- [Do this]:
List every line below containing "能正好装完吗".

- [Material to process]:
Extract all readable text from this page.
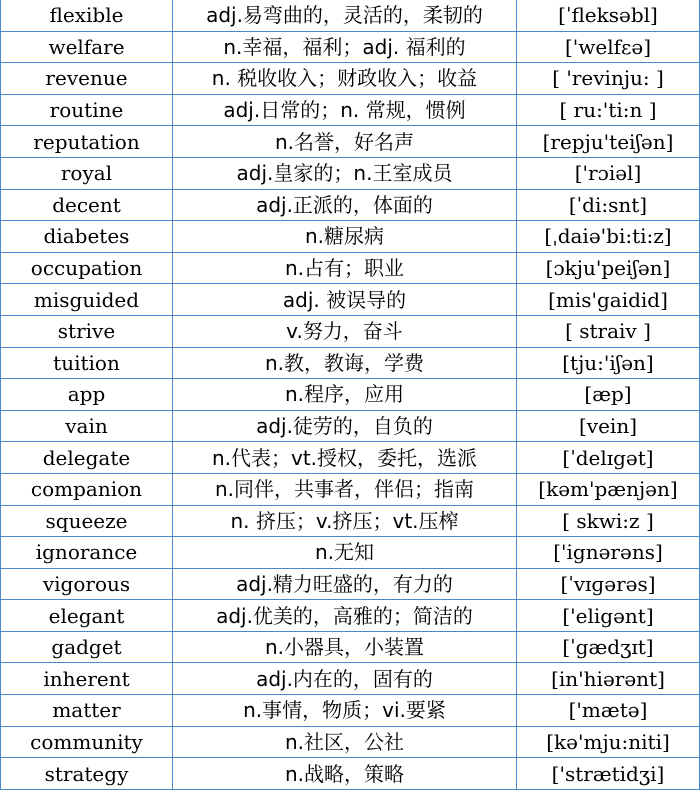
flexible	adj.易弯曲的，灵活的，柔韧的	[ˈfleksəbl]
welfare	n.幸福，福利；adj. 福利的	['welfεə]
revenue	n. 税收收入；财政收入；收益	[ 'revinju: ]
routine	adj.日常的；n. 常规，惯例	[ ru:'ti:n ]
reputation	n.名誉，好名声	[repju'teiʃən]
royal	adj.皇家的；n.王室成员	['rɔiəl]
decent	adj.正派的，体面的	[ˈdi:snt]
diabetes	n.糖尿病	[ˌdaiə'bi:ti:z]
occupation	n.占有；职业	[ɔkju'peiʃən]
misguided	adj. 被误导的	[mis'gaidid]
strive	v.努力，奋斗	[ straiv ]
tuition	n.教，教诲，学费	[tju:'iʃən]
app	n.程序，应用	[æp]
vain	adj.徒劳的，自负的	[vein]
delegate	n.代表；vt.授权，委托，选派	[ˈdelɪgət]
companion	n.同伴，共事者，伴侣；指南	[kəm'pænjən]
squeeze	n. 挤压；v.挤压；vt.压榨	[ skwi:z ]
ignorance	n.无知	['ignərəns]
vigorous	adj.精力旺盛的，有力的	[ˈvɪɡərəs]
elegant	adj.优美的，高雅的；简洁的	['eligənt]
gadget	n.小器具，小装置	[ˈgædʒɪt]
inherent	adj.内在的，固有的	[in'hiərənt]
matter	n.事情，物质；vi.要紧	['mætə]
community	n.社区，公社	[kə'mju:niti]
strategy	n.战略，策略	['strætidʒi]
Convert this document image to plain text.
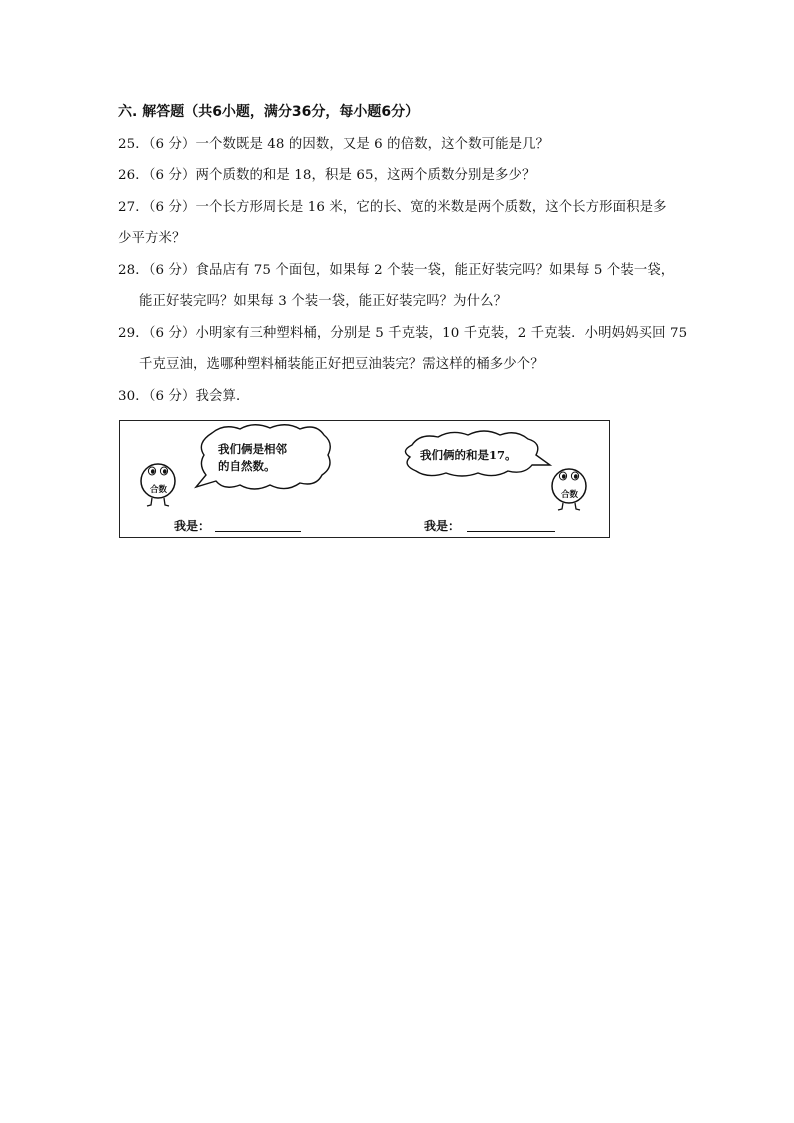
六. 解答题（共6小题，满分36分，每小题6分）
25．（6 分）一个数既是 48 的因数，又是 6 的倍数，这个数可能是几？
26．（6 分）两个质数的和是 18，积是 65，这两个质数分别是多少？
27．（6 分）一个长方形周长是 16 米，它的长、宽的米数是两个质数，这个长方形面积是多
少平方米？
28．（6 分）食品店有 75 个面包，如果每 2 个装一袋，能正好装完吗？如果每 5 个装一袋，
能正好装完吗？如果每 3 个装一袋，能正好装完吗？为什么？
29．（6 分）小明家有三种塑料桶，分别是 5 千克装，10 千克装，2 千克装．小明妈妈买回 75
千克豆油，选哪种塑料桶装能正好把豆油装完？需这样的桶多少个？
30．（6 分）我会算．
我们俩是相邻
的自然数。
合数
我是：
我们俩的和是17。
合数
我是：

- [Finished answer]:
28．（6 分）食品店有 75 个面包，如果每 2 个装一袋，能正好装完吗？如果每 5 个装一袋，
能正好装完吗？如果每 3 个装一袋，能正好装完吗？为什么？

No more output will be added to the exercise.